- **EXERCISE DATA**:
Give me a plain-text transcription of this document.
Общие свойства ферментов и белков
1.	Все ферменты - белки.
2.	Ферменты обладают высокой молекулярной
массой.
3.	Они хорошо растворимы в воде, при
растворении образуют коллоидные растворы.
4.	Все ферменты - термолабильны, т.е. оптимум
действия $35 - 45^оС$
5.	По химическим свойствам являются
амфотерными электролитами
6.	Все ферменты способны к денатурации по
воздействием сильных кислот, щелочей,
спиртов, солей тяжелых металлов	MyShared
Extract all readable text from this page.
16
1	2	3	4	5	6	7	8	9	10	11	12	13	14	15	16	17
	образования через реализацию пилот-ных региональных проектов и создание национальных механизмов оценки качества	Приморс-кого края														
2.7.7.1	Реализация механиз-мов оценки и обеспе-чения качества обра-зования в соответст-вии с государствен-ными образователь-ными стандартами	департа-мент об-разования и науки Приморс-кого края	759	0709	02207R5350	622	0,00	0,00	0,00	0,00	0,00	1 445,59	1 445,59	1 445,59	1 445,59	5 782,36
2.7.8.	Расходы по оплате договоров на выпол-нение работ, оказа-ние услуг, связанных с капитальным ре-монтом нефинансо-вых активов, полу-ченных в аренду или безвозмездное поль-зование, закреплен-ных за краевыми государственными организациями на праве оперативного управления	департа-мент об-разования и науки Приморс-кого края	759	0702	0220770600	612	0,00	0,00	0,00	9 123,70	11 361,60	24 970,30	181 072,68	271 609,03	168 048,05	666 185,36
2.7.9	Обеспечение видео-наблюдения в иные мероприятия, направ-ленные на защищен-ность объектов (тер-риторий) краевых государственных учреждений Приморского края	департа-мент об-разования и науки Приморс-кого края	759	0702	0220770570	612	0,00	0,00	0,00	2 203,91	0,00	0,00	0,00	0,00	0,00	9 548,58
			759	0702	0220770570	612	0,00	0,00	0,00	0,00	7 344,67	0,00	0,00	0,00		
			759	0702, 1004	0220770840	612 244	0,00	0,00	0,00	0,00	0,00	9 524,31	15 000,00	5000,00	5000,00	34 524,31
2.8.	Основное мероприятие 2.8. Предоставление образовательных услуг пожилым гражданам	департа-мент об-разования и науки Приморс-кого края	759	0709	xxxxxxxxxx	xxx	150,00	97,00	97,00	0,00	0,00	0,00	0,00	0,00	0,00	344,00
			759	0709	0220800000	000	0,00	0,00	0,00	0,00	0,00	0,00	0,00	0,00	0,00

- **PROBLEM STATEMENT**: Each line with the string "оценки" in it needs to be found and copied.

- **OUTPUT OF THE TASK**:
	образования через реализацию пилот-ных региональных проектов и создание национальных механизмов оценки качества	Приморс-кого края														
2.7.7.1	Реализация механиз-мов оценки и обеспе-чения качества обра-зования в соответст-вии с государствен-ными образователь-ными стандартами	департа-мент об-разования и науки Приморс-кого края	759	0709	02207R5350	622	0,00	0,00	0,00	0,00	0,00	1 445,59	1 445,59	1 445,59	1 445,59	5 782,36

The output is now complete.